*What to do:*
Repeat the records below exactly, leaving out every picture.

*Source material:*

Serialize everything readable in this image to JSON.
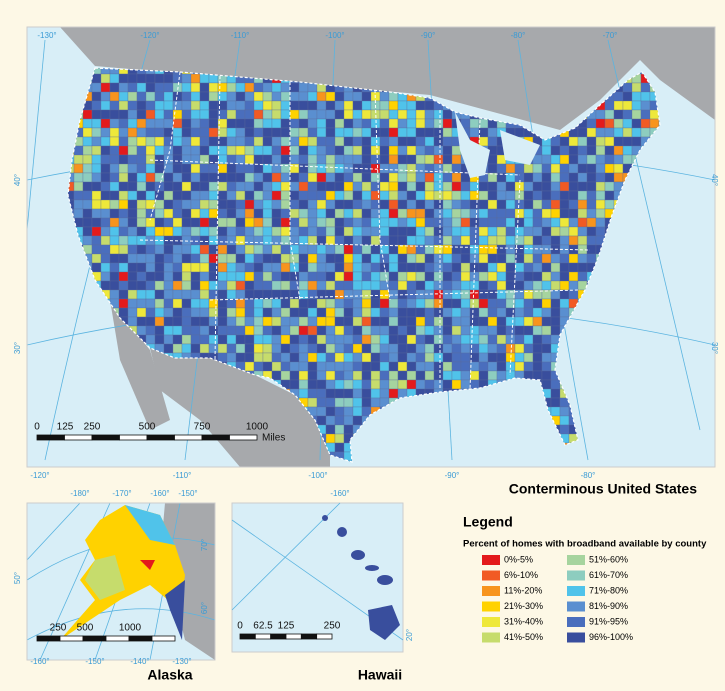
{
  "main_map": {
    "title": "Conterminous United States",
    "top_longitudes": [
      "-130°",
      "-120°",
      "-110°",
      "-100°",
      "-90°",
      "-80°",
      "-70°"
    ],
    "bottom_longitudes": [
      "-120°",
      "-110°",
      "-100°",
      "-90°",
      "-80°"
    ],
    "latitudes": [
      "40°",
      "30°"
    ],
    "scale": [
      "0",
      "125",
      "250",
      "500",
      "750",
      "1000"
    ],
    "scale_unit": "Miles"
  },
  "alaska": {
    "title": "Alaska",
    "top_longitudes": [
      "-180°",
      "-170°",
      "-160°",
      "-150°"
    ],
    "latitudes": [
      "70°",
      "60°",
      "50°"
    ],
    "bottom_longitudes": [
      "-160°",
      "-150°",
      "-140°",
      "-130°"
    ],
    "scale": [
      "250",
      "500",
      "1000"
    ]
  },
  "hawaii": {
    "title": "Hawaii",
    "longitude": "-160°",
    "latitude": "20°",
    "scale": [
      "0",
      "62.5",
      "125",
      "250"
    ]
  },
  "legend": {
    "title": "Legend",
    "subtitle": "Percent of homes with broadband available by county",
    "items": [
      {
        "label": "0%-5%",
        "color": "#e31a1c"
      },
      {
        "label": "6%-10%",
        "color": "#f15a24"
      },
      {
        "label": "11%-20%",
        "color": "#f7941d"
      },
      {
        "label": "21%-30%",
        "color": "#ffd200"
      },
      {
        "label": "31%-40%",
        "color": "#eee83a"
      },
      {
        "label": "41%-50%",
        "color": "#c6dc6c"
      },
      {
        "label": "51%-60%",
        "color": "#a6d49e"
      },
      {
        "label": "61%-70%",
        "color": "#8dcdbf"
      },
      {
        "label": "71%-80%",
        "color": "#50c3ea"
      },
      {
        "label": "81%-90%",
        "color": "#5a8fd0"
      },
      {
        "label": "91%-95%",
        "color": "#4a6ebd"
      },
      {
        "label": "96%-100%",
        "color": "#394e9d"
      }
    ]
  }
}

*Output below:*
Serialize everything readable in this image to JSON.
{
  "main_map": {
    "title": "Conterminous United States",
    "top_longitudes": [
      "-130°",
      "-120°",
      "-110°",
      "-100°",
      "-90°",
      "-80°",
      "-70°"
    ],
    "bottom_longitudes": [
      "-120°",
      "-110°",
      "-100°",
      "-90°",
      "-80°"
    ],
    "latitudes": [
      "40°",
      "30°"
    ],
    "scale": [
      "0",
      "125",
      "250",
      "500",
      "750",
      "1000"
    ],
    "scale_unit": "Miles"
  },
  "alaska": {
    "title": "Alaska",
    "top_longitudes": [
      "-180°",
      "-170°",
      "-160°",
      "-150°"
    ],
    "latitudes": [
      "70°",
      "60°",
      "50°"
    ],
    "bottom_longitudes": [
      "-160°",
      "-150°",
      "-140°",
      "-130°"
    ],
    "scale": [
      "250",
      "500",
      "1000"
    ]
  },
  "hawaii": {
    "title": "Hawaii",
    "longitude": "-160°",
    "latitude": "20°",
    "scale": [
      "0",
      "62.5",
      "125",
      "250"
    ]
  },
  "legend": {
    "title": "Legend",
    "subtitle": "Percent of homes with broadband available by county",
    "items": [
      {
        "label": "0%-5%",
        "color": "#e31a1c"
      },
      {
        "label": "6%-10%",
        "color": "#f15a24"
      },
      {
        "label": "11%-20%",
        "color": "#f7941d"
      },
      {
        "label": "21%-30%",
        "color": "#ffd200"
      },
      {
        "label": "31%-40%",
        "color": "#eee83a"
      },
      {
        "label": "41%-50%",
        "color": "#c6dc6c"
      },
      {
        "label": "51%-60%",
        "color": "#a6d49e"
      },
      {
        "label": "61%-70%",
        "color": "#8dcdbf"
      },
      {
        "label": "71%-80%",
        "color": "#50c3ea"
      },
      {
        "label": "81%-90%",
        "color": "#5a8fd0"
      },
      {
        "label": "91%-95%",
        "color": "#4a6ebd"
      },
      {
        "label": "96%-100%",
        "color": "#394e9d"
      }
    ]
  }
}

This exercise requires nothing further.